* Task prompt:
Will you output all of the data below exactly, omitting the images?

===== Data excerpts =====

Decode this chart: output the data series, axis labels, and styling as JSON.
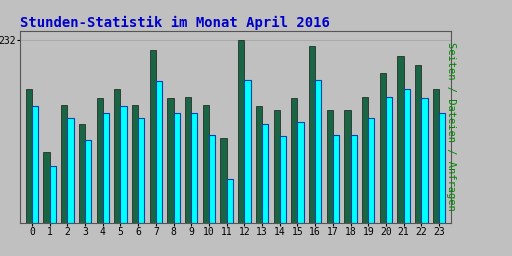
{
  "title": "Stunden-Statistik im Monat April 2016",
  "ylabel": "Seiten / Dateien / Anfragen",
  "hours": [
    0,
    1,
    2,
    3,
    4,
    5,
    6,
    7,
    8,
    9,
    10,
    11,
    12,
    13,
    14,
    15,
    16,
    17,
    18,
    19,
    20,
    21,
    22,
    23
  ],
  "green_values": [
    170,
    90,
    150,
    125,
    158,
    170,
    150,
    220,
    158,
    160,
    150,
    108,
    232,
    148,
    143,
    158,
    225,
    143,
    143,
    160,
    190,
    212,
    200,
    170
  ],
  "cyan_values": [
    148,
    72,
    133,
    105,
    140,
    148,
    133,
    180,
    140,
    140,
    112,
    55,
    182,
    125,
    110,
    128,
    182,
    112,
    112,
    133,
    160,
    170,
    158,
    140
  ],
  "bar_width": 0.35,
  "ylim_max": 244,
  "ytick_val": 232,
  "grid_color": "#aaaaaa",
  "bg_color": "#c0c0c0",
  "plot_bg": "#c0c0c0",
  "green_color": "#1a6644",
  "cyan_color": "#00ffff",
  "cyan_edge_color": "#0044aa",
  "green_edge_color": "#000000",
  "title_color": "#0000cc",
  "title_fontsize": 10,
  "ylabel_color": "#008800",
  "ylabel_fontsize": 7.5,
  "tick_fontsize": 7,
  "border_color": "#555555"
}
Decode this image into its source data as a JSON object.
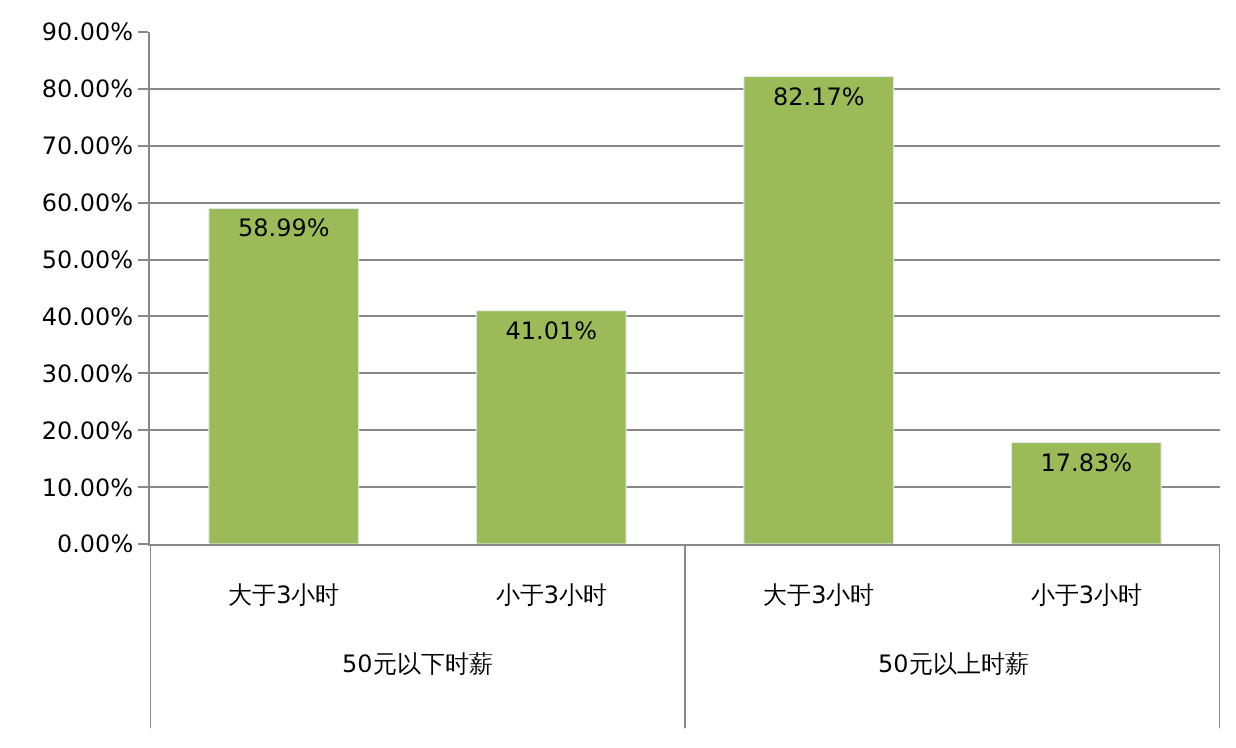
{
  "chart_data": {
    "type": "bar",
    "categories": [
      "大于3小时",
      "小于3小时",
      "大于3小时",
      "小于3小时"
    ],
    "values": [
      58.99,
      41.01,
      82.17,
      17.83
    ],
    "value_labels": [
      "58.99%",
      "41.01%",
      "82.17%",
      "17.83%"
    ],
    "color": "#9bbb59",
    "ylim": [
      0,
      90
    ],
    "yticks": [
      {
        "value": 0,
        "label": "0.00%"
      },
      {
        "value": 10,
        "label": "10.00%"
      },
      {
        "value": 20,
        "label": "20.00%"
      },
      {
        "value": 30,
        "label": "30.00%"
      },
      {
        "value": 40,
        "label": "40.00%"
      },
      {
        "value": 50,
        "label": "50.00%"
      },
      {
        "value": 60,
        "label": "60.00%"
      },
      {
        "value": 70,
        "label": "70.00%"
      },
      {
        "value": 80,
        "label": "80.00%"
      },
      {
        "value": 90,
        "label": "90.00%"
      }
    ],
    "grid": "y",
    "annotations": [
      "50元以下时薪",
      "50元以上时薪"
    ]
  }
}
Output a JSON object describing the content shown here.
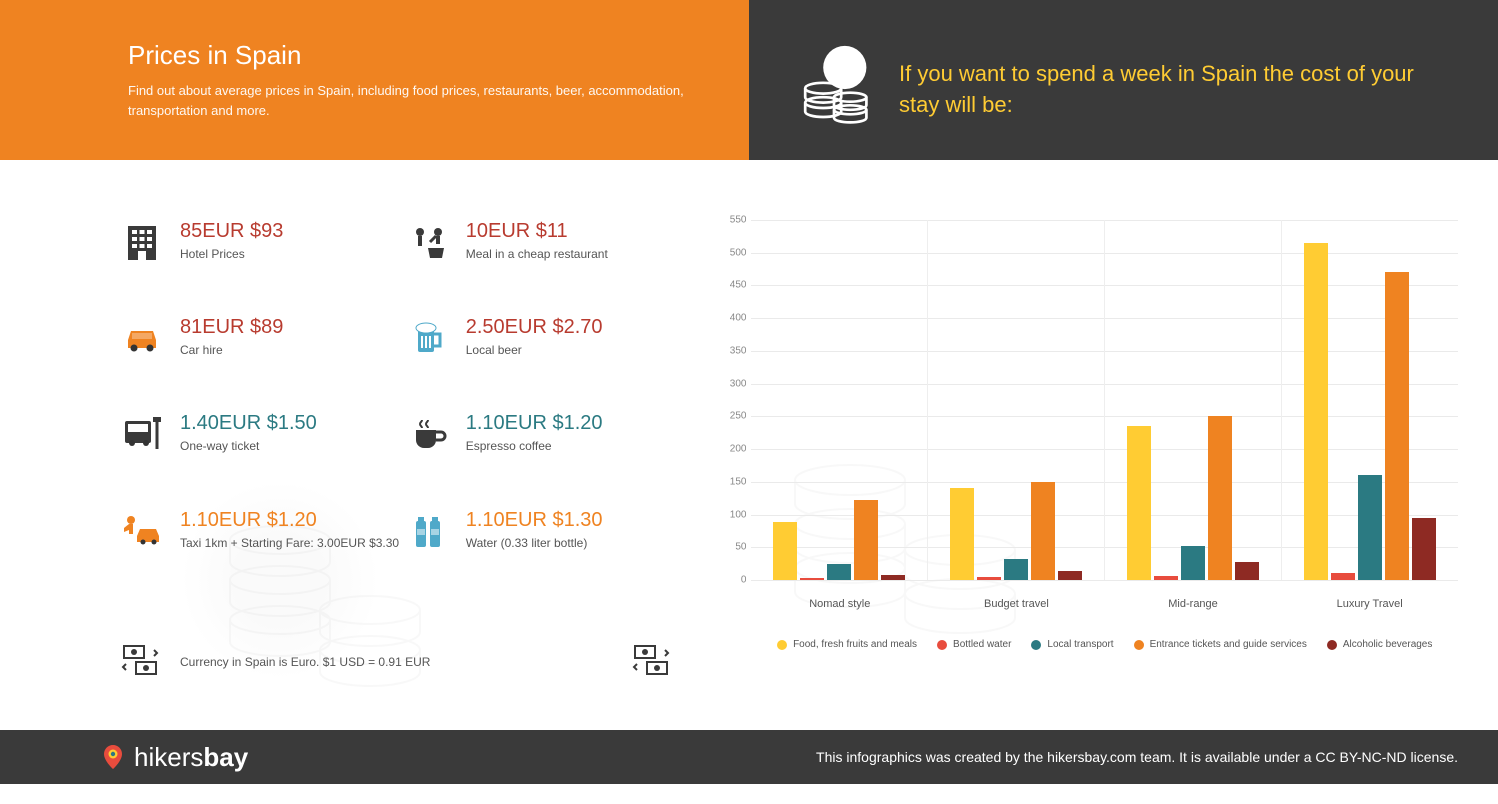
{
  "header": {
    "title": "Prices in Spain",
    "subtitle": "Find out about average prices in Spain, including food prices, restaurants, beer, accommodation, transportation and more.",
    "right_text": "If you want to spend a week in Spain the cost of your stay will be:",
    "left_bg": "#ef8321",
    "right_bg": "#3a3a3a",
    "right_text_color": "#ffcc33"
  },
  "prices": [
    {
      "amount": "85EUR $93",
      "label": "Hotel Prices",
      "color": "price-red",
      "icon": "building"
    },
    {
      "amount": "10EUR $11",
      "label": "Meal in a cheap restaurant",
      "color": "price-red",
      "icon": "meal"
    },
    {
      "amount": "81EUR $89",
      "label": "Car hire",
      "color": "price-red",
      "icon": "car"
    },
    {
      "amount": "2.50EUR $2.70",
      "label": "Local beer",
      "color": "price-red",
      "icon": "beer"
    },
    {
      "amount": "1.40EUR $1.50",
      "label": "One-way ticket",
      "color": "price-teal",
      "icon": "bus"
    },
    {
      "amount": "1.10EUR $1.20",
      "label": "Espresso coffee",
      "color": "price-teal",
      "icon": "coffee"
    },
    {
      "amount": "1.10EUR $1.20",
      "label": "Taxi 1km + Starting Fare: 3.00EUR $3.30",
      "color": "price-orange",
      "icon": "taxi"
    },
    {
      "amount": "1.10EUR $1.30",
      "label": "Water (0.33 liter bottle)",
      "color": "price-orange",
      "icon": "water"
    }
  ],
  "currency_note": "Currency in Spain is Euro. $1 USD = 0.91 EUR",
  "chart": {
    "ymax": 550,
    "ystep": 50,
    "yticks": [
      0,
      50,
      100,
      150,
      200,
      250,
      300,
      350,
      400,
      450,
      500,
      550
    ],
    "grid_color": "#eaeaea",
    "categories": [
      "Nomad style",
      "Budget travel",
      "Mid-range",
      "Luxury Travel"
    ],
    "series": [
      {
        "name": "Food, fresh fruits and meals",
        "color": "#ffcc33"
      },
      {
        "name": "Bottled water",
        "color": "#e84c3d"
      },
      {
        "name": "Local transport",
        "color": "#2b7a82"
      },
      {
        "name": "Entrance tickets and guide services",
        "color": "#ef8321"
      },
      {
        "name": "Alcoholic beverages",
        "color": "#8e2a23"
      }
    ],
    "data": [
      [
        88,
        3,
        25,
        122,
        8
      ],
      [
        140,
        5,
        32,
        150,
        14
      ],
      [
        235,
        6,
        52,
        250,
        28
      ],
      [
        515,
        10,
        160,
        470,
        95
      ]
    ]
  },
  "footer": {
    "brand_a": "hikers",
    "brand_b": "bay",
    "text": "This infographics was created by the hikersbay.com team. It is available under a CC BY-NC-ND license."
  },
  "icon_colors": {
    "building": "#3a3a3a",
    "car": "#ef8321",
    "bus": "#3a3a3a",
    "taxi": "#ef8321",
    "meal": "#3a3a3a",
    "beer": "#4fa9c9",
    "coffee": "#3a3a3a",
    "water": "#4fa9c9",
    "exchange": "#3a3a3a"
  }
}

=====

* Solution to the problem:
Decode this chart: output the data series, axis labels, and styling as JSON.
{
  "title": "Stunden-Statistik im Monat April 2016",
  "ylabel": "Seiten / Dateien / Anfragen",
  "hours": [
    0,
    1,
    2,
    3,
    4,
    5,
    6,
    7,
    8,
    9,
    10,
    11,
    12,
    13,
    14,
    15,
    16,
    17,
    18,
    19,
    20,
    21,
    22,
    23
  ],
  "green_values": [
    170,
    90,
    150,
    125,
    158,
    170,
    150,
    220,
    158,
    160,
    150,
    108,
    232,
    148,
    143,
    158,
    225,
    143,
    143,
    160,
    190,
    212,
    200,
    170
  ],
  "cyan_values": [
    148,
    72,
    133,
    105,
    140,
    148,
    133,
    180,
    140,
    140,
    112,
    55,
    182,
    125,
    110,
    128,
    182,
    112,
    112,
    133,
    160,
    170,
    158,
    140
  ],
  "bar_width": 0.35,
  "ylim_max": 244,
  "ytick_val": 232,
  "grid_color": "#aaaaaa",
  "bg_color": "#c0c0c0",
  "plot_bg": "#c0c0c0",
  "green_color": "#1a6644",
  "cyan_color": "#00ffff",
  "cyan_edge_color": "#0044aa",
  "green_edge_color": "#000000",
  "title_color": "#0000cc",
  "title_fontsize": 10,
  "ylabel_color": "#008800",
  "ylabel_fontsize": 7.5,
  "tick_fontsize": 7,
  "border_color": "#555555"
}
Decode this image into its source data as a JSON object.
{
  "chart_data": {
    "type": "bar",
    "categories": [
      "大于3小时",
      "小于3小时",
      "大于3小时",
      "小于3小时"
    ],
    "values": [
      58.99,
      41.01,
      82.17,
      17.83
    ],
    "value_labels": [
      "58.99%",
      "41.01%",
      "82.17%",
      "17.83%"
    ],
    "color": "#9bbb59",
    "ylim": [
      0,
      90
    ],
    "yticks": [
      {
        "value": 0,
        "label": "0.00%"
      },
      {
        "value": 10,
        "label": "10.00%"
      },
      {
        "value": 20,
        "label": "20.00%"
      },
      {
        "value": 30,
        "label": "30.00%"
      },
      {
        "value": 40,
        "label": "40.00%"
      },
      {
        "value": 50,
        "label": "50.00%"
      },
      {
        "value": 60,
        "label": "60.00%"
      },
      {
        "value": 70,
        "label": "70.00%"
      },
      {
        "value": 80,
        "label": "80.00%"
      },
      {
        "value": 90,
        "label": "90.00%"
      }
    ],
    "grid": "y",
    "annotations": [
      "50元以下时薪",
      "50元以上时薪"
    ]
  }
}
Output a JSON object describing the content shown here.
{
  "header": {
    "title": "Prices in Spain",
    "subtitle": "Find out about average prices in Spain, including food prices, restaurants, beer, accommodation, transportation and more.",
    "right_text": "If you want to spend a week in Spain the cost of your stay will be:",
    "left_bg": "#ef8321",
    "right_bg": "#3a3a3a",
    "right_text_color": "#ffcc33"
  },
  "prices": [
    {
      "amount": "85EUR $93",
      "label": "Hotel Prices",
      "color": "price-red",
      "icon": "building"
    },
    {
      "amount": "10EUR $11",
      "label": "Meal in a cheap restaurant",
      "color": "price-red",
      "icon": "meal"
    },
    {
      "amount": "81EUR $89",
      "label": "Car hire",
      "color": "price-red",
      "icon": "car"
    },
    {
      "amount": "2.50EUR $2.70",
      "label": "Local beer",
      "color": "price-red",
      "icon": "beer"
    },
    {
      "amount": "1.40EUR $1.50",
      "label": "One-way ticket",
      "color": "price-teal",
      "icon": "bus"
    },
    {
      "amount": "1.10EUR $1.20",
      "label": "Espresso coffee",
      "color": "price-teal",
      "icon": "coffee"
    },
    {
      "amount": "1.10EUR $1.20",
      "label": "Taxi 1km + Starting Fare: 3.00EUR $3.30",
      "color": "price-orange",
      "icon": "taxi"
    },
    {
      "amount": "1.10EUR $1.30",
      "label": "Water (0.33 liter bottle)",
      "color": "price-orange",
      "icon": "water"
    }
  ],
  "currency_note": "Currency in Spain is Euro. $1 USD = 0.91 EUR",
  "chart": {
    "ymax": 550,
    "ystep": 50,
    "yticks": [
      0,
      50,
      100,
      150,
      200,
      250,
      300,
      350,
      400,
      450,
      500,
      550
    ],
    "grid_color": "#eaeaea",
    "categories": [
      "Nomad style",
      "Budget travel",
      "Mid-range",
      "Luxury Travel"
    ],
    "series": [
      {
        "name": "Food, fresh fruits and meals",
        "color": "#ffcc33"
      },
      {
        "name": "Bottled water",
        "color": "#e84c3d"
      },
      {
        "name": "Local transport",
        "color": "#2b7a82"
      },
      {
        "name": "Entrance tickets and guide services",
        "color": "#ef8321"
      },
      {
        "name": "Alcoholic beverages",
        "color": "#8e2a23"
      }
    ],
    "data": [
      [
        88,
        3,
        25,
        122,
        8
      ],
      [
        140,
        5,
        32,
        150,
        14
      ],
      [
        235,
        6,
        52,
        250,
        28
      ],
      [
        515,
        10,
        160,
        470,
        95
      ]
    ]
  },
  "footer": {
    "brand_a": "hikers",
    "brand_b": "bay",
    "text": "This infographics was created by the hikersbay.com team. It is available under a CC BY-NC-ND license."
  },
  "icon_colors": {
    "building": "#3a3a3a",
    "car": "#ef8321",
    "bus": "#3a3a3a",
    "taxi": "#ef8321",
    "meal": "#3a3a3a",
    "beer": "#4fa9c9",
    "coffee": "#3a3a3a",
    "water": "#4fa9c9",
    "exchange": "#3a3a3a"
  }
}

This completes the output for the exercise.